Objective » How many lines hold the string "litres"? Give only the number.

Material shown »
■ ■ ■ ■ ■ ■ ■

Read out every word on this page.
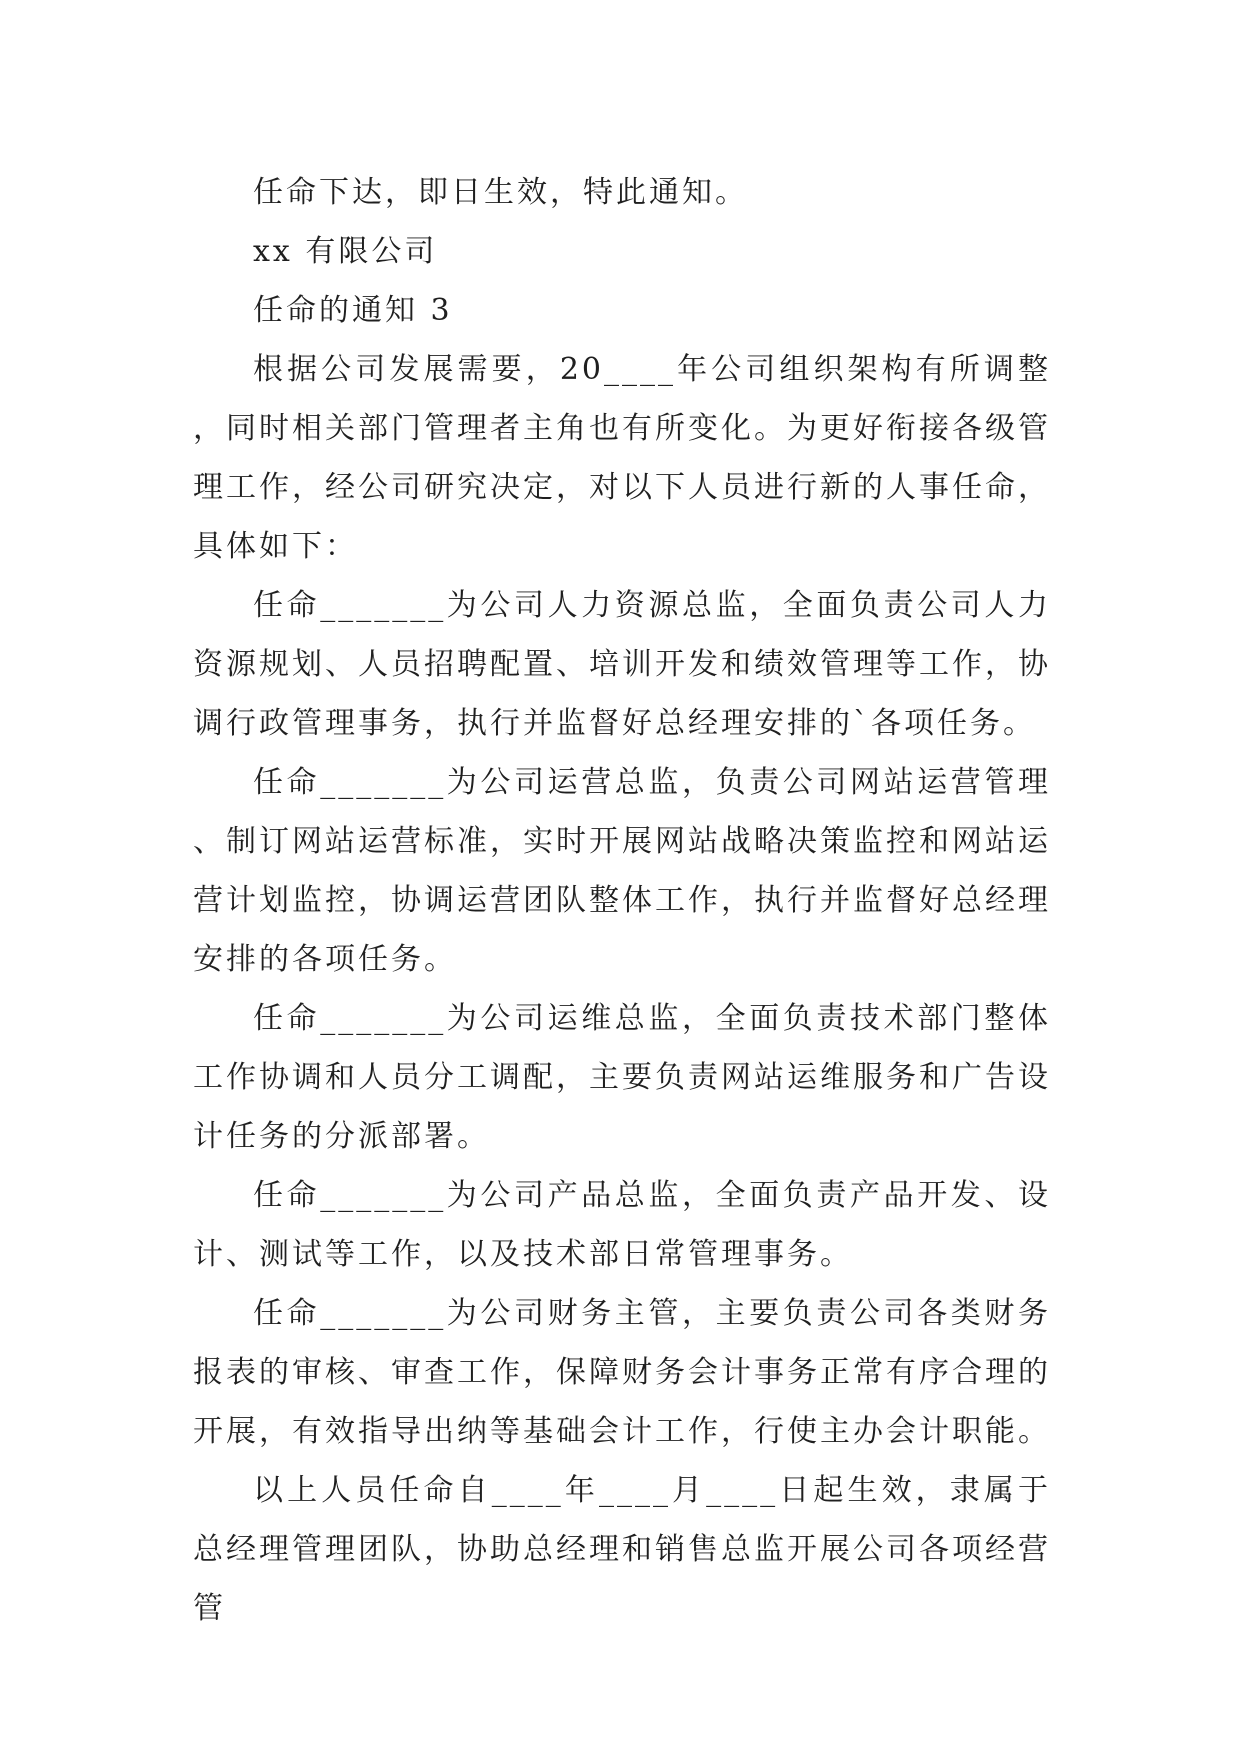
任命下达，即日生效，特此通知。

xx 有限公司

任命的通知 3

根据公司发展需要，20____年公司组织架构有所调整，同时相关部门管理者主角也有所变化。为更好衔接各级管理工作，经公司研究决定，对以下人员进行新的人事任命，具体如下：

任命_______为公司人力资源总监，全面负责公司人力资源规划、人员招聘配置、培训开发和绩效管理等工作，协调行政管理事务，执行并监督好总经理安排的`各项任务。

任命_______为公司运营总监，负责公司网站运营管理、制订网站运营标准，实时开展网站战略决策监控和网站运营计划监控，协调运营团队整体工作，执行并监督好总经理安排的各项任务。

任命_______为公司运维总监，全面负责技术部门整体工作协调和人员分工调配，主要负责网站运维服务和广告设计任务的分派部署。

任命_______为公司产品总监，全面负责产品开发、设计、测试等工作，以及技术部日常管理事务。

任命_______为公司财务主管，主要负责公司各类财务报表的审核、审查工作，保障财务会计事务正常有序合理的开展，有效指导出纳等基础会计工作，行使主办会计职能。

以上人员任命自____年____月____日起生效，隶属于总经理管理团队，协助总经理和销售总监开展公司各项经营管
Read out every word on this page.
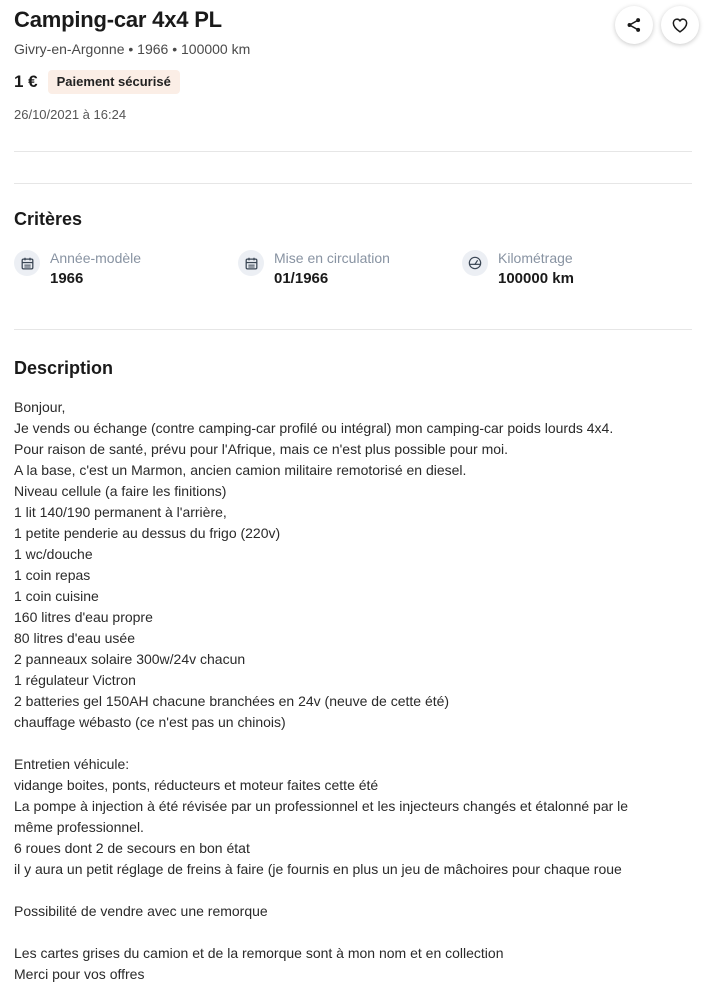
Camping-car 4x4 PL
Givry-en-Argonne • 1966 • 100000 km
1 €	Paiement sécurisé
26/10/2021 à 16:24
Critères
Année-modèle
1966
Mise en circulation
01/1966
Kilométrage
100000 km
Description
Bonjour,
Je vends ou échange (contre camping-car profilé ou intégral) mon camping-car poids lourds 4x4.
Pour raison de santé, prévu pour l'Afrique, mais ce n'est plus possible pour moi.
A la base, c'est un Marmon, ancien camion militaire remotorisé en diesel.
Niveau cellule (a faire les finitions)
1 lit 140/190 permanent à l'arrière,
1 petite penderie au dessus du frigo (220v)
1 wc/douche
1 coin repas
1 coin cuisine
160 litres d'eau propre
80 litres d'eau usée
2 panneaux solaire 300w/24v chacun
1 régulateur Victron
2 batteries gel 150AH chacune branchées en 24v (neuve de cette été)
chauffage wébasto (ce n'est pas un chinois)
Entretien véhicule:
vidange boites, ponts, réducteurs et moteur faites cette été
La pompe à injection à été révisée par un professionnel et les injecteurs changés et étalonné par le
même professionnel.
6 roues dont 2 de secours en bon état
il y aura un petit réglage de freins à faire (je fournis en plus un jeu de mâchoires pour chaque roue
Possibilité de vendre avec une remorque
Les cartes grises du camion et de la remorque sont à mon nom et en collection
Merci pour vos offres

■ ■ ■ ■ ■ ■ ■

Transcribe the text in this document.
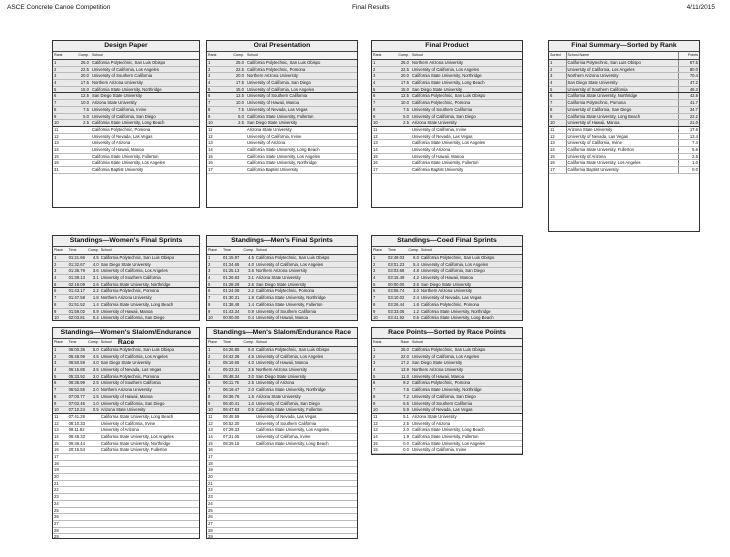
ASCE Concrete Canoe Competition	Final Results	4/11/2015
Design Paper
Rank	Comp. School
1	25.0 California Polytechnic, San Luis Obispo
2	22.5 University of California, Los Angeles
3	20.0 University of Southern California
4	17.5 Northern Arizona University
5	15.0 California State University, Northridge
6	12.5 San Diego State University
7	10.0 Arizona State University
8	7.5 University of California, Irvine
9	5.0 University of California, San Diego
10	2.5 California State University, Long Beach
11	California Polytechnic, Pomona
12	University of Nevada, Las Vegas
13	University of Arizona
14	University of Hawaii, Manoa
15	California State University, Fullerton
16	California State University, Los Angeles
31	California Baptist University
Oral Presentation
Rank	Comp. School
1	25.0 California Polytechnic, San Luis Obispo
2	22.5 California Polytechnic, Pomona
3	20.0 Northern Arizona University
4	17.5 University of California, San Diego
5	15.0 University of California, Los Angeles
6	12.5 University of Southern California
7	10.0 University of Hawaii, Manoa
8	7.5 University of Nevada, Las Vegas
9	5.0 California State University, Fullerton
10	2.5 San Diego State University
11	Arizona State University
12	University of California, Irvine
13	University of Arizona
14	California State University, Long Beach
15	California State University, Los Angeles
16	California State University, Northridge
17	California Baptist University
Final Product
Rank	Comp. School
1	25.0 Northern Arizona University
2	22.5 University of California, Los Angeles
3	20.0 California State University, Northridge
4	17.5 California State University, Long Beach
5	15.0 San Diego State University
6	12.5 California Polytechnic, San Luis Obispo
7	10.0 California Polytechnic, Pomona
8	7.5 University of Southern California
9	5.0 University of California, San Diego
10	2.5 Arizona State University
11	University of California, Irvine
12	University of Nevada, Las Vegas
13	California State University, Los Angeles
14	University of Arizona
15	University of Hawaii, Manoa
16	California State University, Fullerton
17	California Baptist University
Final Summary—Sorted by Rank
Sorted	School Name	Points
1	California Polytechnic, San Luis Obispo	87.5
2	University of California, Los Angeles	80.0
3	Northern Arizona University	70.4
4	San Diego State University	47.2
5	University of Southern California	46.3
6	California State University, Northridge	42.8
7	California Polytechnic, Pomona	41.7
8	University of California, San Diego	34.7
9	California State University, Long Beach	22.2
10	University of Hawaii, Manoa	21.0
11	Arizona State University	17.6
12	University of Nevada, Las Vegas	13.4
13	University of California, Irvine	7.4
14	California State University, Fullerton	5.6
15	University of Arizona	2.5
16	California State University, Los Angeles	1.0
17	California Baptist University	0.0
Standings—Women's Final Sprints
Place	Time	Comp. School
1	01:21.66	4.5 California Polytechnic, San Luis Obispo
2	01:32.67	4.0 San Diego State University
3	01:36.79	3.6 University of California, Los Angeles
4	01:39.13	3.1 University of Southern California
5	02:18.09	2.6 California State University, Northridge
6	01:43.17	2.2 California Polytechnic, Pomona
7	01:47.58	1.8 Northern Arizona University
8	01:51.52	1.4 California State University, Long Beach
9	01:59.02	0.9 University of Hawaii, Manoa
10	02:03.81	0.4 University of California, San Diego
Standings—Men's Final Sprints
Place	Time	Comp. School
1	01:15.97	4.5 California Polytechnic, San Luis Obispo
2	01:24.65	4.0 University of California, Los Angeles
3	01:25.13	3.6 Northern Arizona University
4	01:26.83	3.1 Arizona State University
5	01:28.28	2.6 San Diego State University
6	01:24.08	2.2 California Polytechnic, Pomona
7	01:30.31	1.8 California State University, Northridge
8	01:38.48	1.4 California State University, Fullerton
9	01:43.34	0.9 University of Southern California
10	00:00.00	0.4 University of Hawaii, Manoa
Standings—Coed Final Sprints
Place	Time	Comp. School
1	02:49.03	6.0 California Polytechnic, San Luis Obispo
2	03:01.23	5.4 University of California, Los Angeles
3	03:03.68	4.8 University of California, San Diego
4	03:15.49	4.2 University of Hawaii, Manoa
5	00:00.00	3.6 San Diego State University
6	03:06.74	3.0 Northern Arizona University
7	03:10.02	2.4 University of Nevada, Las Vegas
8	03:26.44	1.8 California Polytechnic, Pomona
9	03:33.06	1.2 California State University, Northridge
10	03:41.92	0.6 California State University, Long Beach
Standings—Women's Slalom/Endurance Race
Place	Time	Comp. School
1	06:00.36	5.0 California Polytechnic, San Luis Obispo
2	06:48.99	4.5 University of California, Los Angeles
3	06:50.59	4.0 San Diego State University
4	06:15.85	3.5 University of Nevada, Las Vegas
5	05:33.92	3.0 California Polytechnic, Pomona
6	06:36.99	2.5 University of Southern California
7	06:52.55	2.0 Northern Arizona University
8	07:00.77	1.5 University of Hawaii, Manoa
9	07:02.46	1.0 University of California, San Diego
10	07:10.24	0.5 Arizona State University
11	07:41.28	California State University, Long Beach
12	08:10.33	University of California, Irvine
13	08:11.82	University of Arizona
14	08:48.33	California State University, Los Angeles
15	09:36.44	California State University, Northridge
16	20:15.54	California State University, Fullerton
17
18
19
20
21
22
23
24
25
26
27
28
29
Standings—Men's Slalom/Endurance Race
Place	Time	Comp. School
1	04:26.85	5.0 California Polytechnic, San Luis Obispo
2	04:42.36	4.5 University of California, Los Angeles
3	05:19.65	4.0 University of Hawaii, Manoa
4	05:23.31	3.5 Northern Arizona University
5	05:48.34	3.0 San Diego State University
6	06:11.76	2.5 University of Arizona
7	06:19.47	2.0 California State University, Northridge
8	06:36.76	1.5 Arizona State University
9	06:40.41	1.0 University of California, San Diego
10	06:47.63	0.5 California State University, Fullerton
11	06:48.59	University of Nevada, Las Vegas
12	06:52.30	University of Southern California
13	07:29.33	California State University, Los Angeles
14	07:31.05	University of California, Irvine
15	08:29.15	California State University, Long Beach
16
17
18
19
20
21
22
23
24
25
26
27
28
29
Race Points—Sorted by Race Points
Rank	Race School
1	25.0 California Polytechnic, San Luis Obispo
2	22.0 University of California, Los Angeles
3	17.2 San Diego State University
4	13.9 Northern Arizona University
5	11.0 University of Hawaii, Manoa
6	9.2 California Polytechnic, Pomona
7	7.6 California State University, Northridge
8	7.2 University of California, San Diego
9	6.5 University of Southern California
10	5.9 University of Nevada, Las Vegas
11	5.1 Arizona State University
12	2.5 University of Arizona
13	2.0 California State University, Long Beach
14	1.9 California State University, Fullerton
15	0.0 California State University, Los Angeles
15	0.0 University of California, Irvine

■ ■ ■ ■ ■ ■ ■

Complete answer » 2